**Task objective**.
Extract every line below that contains the word "大气污染物综合排放标准".

BEGIN

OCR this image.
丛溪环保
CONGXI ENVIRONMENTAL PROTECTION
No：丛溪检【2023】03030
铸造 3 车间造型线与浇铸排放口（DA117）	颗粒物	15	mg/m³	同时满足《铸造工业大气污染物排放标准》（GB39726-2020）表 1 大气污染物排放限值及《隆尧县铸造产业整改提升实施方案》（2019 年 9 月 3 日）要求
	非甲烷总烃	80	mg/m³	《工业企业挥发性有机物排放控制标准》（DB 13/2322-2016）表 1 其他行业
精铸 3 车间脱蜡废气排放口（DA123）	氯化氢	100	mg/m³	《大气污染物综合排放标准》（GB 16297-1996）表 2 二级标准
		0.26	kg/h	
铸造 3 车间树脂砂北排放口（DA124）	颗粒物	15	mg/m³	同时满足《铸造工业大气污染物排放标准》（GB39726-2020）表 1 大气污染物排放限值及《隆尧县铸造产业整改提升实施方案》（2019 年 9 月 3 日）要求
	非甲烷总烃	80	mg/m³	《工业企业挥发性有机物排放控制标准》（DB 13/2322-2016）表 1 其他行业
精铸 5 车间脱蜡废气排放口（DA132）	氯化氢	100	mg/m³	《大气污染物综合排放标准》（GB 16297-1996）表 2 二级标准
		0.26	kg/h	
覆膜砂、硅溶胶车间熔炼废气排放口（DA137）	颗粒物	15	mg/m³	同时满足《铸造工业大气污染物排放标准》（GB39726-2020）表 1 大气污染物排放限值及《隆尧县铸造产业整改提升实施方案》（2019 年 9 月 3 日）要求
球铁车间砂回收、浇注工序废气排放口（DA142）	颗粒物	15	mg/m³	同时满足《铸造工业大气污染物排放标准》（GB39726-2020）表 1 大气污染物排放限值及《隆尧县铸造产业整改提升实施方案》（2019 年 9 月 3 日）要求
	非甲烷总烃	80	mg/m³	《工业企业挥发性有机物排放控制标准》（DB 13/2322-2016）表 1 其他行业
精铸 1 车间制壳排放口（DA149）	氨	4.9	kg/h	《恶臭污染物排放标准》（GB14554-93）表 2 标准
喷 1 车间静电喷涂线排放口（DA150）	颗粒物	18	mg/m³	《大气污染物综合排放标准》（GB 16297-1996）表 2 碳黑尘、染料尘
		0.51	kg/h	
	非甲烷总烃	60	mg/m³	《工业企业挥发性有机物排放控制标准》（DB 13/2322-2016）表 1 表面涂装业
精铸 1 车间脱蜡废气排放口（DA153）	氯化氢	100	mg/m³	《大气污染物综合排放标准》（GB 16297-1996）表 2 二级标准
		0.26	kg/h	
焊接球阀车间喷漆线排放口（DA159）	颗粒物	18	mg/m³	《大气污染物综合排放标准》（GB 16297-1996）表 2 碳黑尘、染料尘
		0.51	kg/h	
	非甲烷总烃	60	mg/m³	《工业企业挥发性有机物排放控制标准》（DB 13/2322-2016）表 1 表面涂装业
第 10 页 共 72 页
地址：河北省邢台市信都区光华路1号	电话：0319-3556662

END

**The response**.
精铸 3 车间脱蜡废气排放口（DA123）	氯化氢	100	mg/m³	《大气污染物综合排放标准》（GB 16297-1996）表 2 二级标准
精铸 5 车间脱蜡废气排放口（DA132）	氯化氢	100	mg/m³	《大气污染物综合排放标准》（GB 16297-1996）表 2 二级标准
喷 1 车间静电喷涂线排放口（DA150）	颗粒物	18	mg/m³	《大气污染物综合排放标准》（GB 16297-1996）表 2 碳黑尘、染料尘
精铸 1 车间脱蜡废气排放口（DA153）	氯化氢	100	mg/m³	《大气污染物综合排放标准》（GB 16297-1996）表 2 二级标准
焊接球阀车间喷漆线排放口（DA159）	颗粒物	18	mg/m³	《大气污染物综合排放标准》（GB 16297-1996）表 2 碳黑尘、染料尘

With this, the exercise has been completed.